Given problem: Write out the whole of the material exactly.

Records to process:

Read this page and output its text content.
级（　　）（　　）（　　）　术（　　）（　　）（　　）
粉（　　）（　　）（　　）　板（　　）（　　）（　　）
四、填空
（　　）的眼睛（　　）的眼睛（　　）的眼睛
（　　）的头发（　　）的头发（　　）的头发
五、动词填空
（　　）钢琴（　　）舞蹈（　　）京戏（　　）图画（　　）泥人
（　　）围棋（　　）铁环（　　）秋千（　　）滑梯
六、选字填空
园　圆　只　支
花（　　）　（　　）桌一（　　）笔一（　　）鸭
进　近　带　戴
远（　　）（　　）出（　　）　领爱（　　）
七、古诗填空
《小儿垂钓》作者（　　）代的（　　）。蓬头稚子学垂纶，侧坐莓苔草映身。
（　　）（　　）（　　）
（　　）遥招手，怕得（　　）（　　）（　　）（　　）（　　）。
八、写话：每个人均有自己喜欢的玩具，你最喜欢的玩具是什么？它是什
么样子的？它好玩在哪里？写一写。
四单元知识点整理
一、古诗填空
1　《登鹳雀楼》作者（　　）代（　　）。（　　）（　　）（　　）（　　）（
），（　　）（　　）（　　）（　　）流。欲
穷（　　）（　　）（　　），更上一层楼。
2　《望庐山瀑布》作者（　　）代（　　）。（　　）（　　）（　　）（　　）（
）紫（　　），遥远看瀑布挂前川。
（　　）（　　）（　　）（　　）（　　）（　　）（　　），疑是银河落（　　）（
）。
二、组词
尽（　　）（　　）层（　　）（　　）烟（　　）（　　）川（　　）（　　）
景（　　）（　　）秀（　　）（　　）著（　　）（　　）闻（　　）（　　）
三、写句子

Exercise solution:
Read this page and output its text content.
级（　　）（　　）（　　）　术（　　）（　　）（　　）
粉（　　）（　　）（　　）　板（　　）（　　）（　　）
四、填空
（　　）的眼睛（　　）的眼睛（　　）的眼睛
（　　）的头发（　　）的头发（　　）的头发
五、动词填空
（　　）钢琴（　　）舞蹈（　　）京戏（　　）图画（　　）泥人
（　　）围棋（　　）铁环（　　）秋千（　　）滑梯
六、选字填空
园　圆　只　支
花（　　）　（　　）桌一（　　）笔一（　　）鸭
进　近　带　戴
远（　　）（　　）出（　　）　领爱（　　）
七、古诗填空
《小儿垂钓》作者（　　）代的（　　）。蓬头稚子学垂纶，侧坐莓苔草映身。
（　　）（　　）（　　）
（　　）遥招手，怕得（　　）（　　）（　　）（　　）（　　）。
八、写话：每个人均有自己喜欢的玩具，你最喜欢的玩具是什么？它是什
么样子的？它好玩在哪里？写一写。
四单元知识点整理
一、古诗填空
1　《登鹳雀楼》作者（　　）代（　　）。（　　）（　　）（　　）（　　）（
），（　　）（　　）（　　）（　　）流。欲
穷（　　）（　　）（　　），更上一层楼。
2　《望庐山瀑布》作者（　　）代（　　）。（　　）（　　）（　　）（　　）（
）紫（　　），遥远看瀑布挂前川。
（　　）（　　）（　　）（　　）（　　）（　　）（　　），疑是银河落（　　）（
）。
二、组词
尽（　　）（　　）层（　　）（　　）烟（　　）（　　）川（　　）（　　）
景（　　）（　　）秀（　　）（　　）著（　　）（　　）闻（　　）（　　）
三、写句子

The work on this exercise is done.